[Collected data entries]
"""

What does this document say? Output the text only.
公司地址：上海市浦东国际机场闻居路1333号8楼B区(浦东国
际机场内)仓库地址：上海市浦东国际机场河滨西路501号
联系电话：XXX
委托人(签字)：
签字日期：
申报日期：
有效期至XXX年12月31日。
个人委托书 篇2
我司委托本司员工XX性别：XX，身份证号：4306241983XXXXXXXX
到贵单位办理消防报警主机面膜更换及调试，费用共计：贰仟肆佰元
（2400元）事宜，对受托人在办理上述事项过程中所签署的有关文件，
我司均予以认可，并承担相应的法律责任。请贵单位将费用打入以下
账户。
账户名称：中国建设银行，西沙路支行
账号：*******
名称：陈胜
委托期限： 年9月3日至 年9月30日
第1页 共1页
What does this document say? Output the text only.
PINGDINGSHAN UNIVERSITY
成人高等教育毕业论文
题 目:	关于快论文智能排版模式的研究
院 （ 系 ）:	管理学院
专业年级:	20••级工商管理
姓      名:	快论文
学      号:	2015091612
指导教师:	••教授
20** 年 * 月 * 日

"""

[Exercise]
Write the entire listing out again, word for word.

[Exercise answer]
What does this document say? Output the text only.
公司地址：上海市浦东国际机场闻居路1333号8楼B区(浦东国
际机场内)仓库地址：上海市浦东国际机场河滨西路501号
联系电话：XXX
委托人(签字)：
签字日期：
申报日期：
有效期至XXX年12月31日。
个人委托书 篇2
我司委托本司员工XX性别：XX，身份证号：4306241983XXXXXXXX
到贵单位办理消防报警主机面膜更换及调试，费用共计：贰仟肆佰元
（2400元）事宜，对受托人在办理上述事项过程中所签署的有关文件，
我司均予以认可，并承担相应的法律责任。请贵单位将费用打入以下
账户。
账户名称：中国建设银行，西沙路支行
账号：*******
名称：陈胜
委托期限： 年9月3日至 年9月30日
第1页 共1页
What does this document say? Output the text only.
PINGDINGSHAN UNIVERSITY
成人高等教育毕业论文
题 目:	关于快论文智能排版模式的研究
院 （ 系 ）:	管理学院
专业年级:	20••级工商管理
姓      名:	快论文
学      号:	2015091612
指导教师:	••教授
20** 年 * 月 * 日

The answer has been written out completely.